Exercise objective> Each entry below is to be printed verbatim.

⟨

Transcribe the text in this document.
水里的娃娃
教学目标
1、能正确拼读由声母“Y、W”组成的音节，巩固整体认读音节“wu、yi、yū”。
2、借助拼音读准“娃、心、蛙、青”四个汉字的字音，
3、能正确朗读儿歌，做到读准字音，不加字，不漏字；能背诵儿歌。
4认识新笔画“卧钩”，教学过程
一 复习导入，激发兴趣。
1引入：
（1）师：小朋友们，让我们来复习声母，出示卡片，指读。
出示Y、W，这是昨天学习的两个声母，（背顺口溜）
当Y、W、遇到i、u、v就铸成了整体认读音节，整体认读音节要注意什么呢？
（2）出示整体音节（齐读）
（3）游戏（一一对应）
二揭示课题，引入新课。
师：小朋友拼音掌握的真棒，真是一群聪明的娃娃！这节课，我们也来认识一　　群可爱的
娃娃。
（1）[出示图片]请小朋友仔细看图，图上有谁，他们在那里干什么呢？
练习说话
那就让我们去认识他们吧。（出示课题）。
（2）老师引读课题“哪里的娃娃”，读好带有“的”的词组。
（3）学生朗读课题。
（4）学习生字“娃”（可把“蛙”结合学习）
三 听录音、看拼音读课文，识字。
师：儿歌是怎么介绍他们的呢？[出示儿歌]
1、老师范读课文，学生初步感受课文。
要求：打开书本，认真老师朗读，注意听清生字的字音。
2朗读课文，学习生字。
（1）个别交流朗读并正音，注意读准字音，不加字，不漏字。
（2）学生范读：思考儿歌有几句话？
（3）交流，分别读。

⟩

Exercise output>
Transcribe the text in this document.
水里的娃娃
教学目标
1、能正确拼读由声母“Y、W”组成的音节，巩固整体认读音节“wu、yi、yū”。
2、借助拼音读准“娃、心、蛙、青”四个汉字的字音，
3、能正确朗读儿歌，做到读准字音，不加字，不漏字；能背诵儿歌。
4认识新笔画“卧钩”，教学过程
一 复习导入，激发兴趣。
1引入：
（1）师：小朋友们，让我们来复习声母，出示卡片，指读。
出示Y、W，这是昨天学习的两个声母，（背顺口溜）
当Y、W、遇到i、u、v就铸成了整体认读音节，整体认读音节要注意什么呢？
（2）出示整体音节（齐读）
（3）游戏（一一对应）
二揭示课题，引入新课。
师：小朋友拼音掌握的真棒，真是一群聪明的娃娃！这节课，我们也来认识一　　群可爱的
娃娃。
（1）[出示图片]请小朋友仔细看图，图上有谁，他们在那里干什么呢？
练习说话
那就让我们去认识他们吧。（出示课题）。
（2）老师引读课题“哪里的娃娃”，读好带有“的”的词组。
（3）学生朗读课题。
（4）学习生字“娃”（可把“蛙”结合学习）
三 听录音、看拼音读课文，识字。
师：儿歌是怎么介绍他们的呢？[出示儿歌]
1、老师范读课文，学生初步感受课文。
要求：打开书本，认真老师朗读，注意听清生字的字音。
2朗读课文，学习生字。
（1）个别交流朗读并正音，注意读准字音，不加字，不漏字。
（2）学生范读：思考儿歌有几句话？
（3）交流，分别读。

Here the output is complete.